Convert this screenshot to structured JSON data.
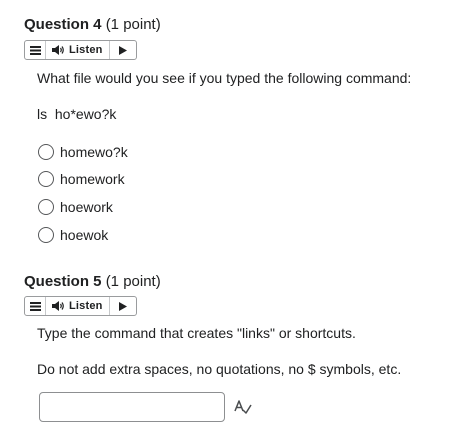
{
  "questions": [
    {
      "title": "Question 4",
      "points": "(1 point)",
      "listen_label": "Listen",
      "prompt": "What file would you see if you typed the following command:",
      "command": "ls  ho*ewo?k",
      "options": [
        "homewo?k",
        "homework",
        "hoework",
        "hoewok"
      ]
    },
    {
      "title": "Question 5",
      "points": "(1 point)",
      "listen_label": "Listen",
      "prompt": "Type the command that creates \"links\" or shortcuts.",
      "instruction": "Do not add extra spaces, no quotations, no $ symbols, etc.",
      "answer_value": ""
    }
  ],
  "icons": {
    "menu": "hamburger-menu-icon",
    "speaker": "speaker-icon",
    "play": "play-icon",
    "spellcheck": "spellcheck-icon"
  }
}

———

Only lines with the word "prompt" are wanted, so copy each one from the records.

- _Written solution_
      "prompt": "What file would you see if you typed the following command:",
      "prompt": "Type the command that creates \"links\" or shortcuts.",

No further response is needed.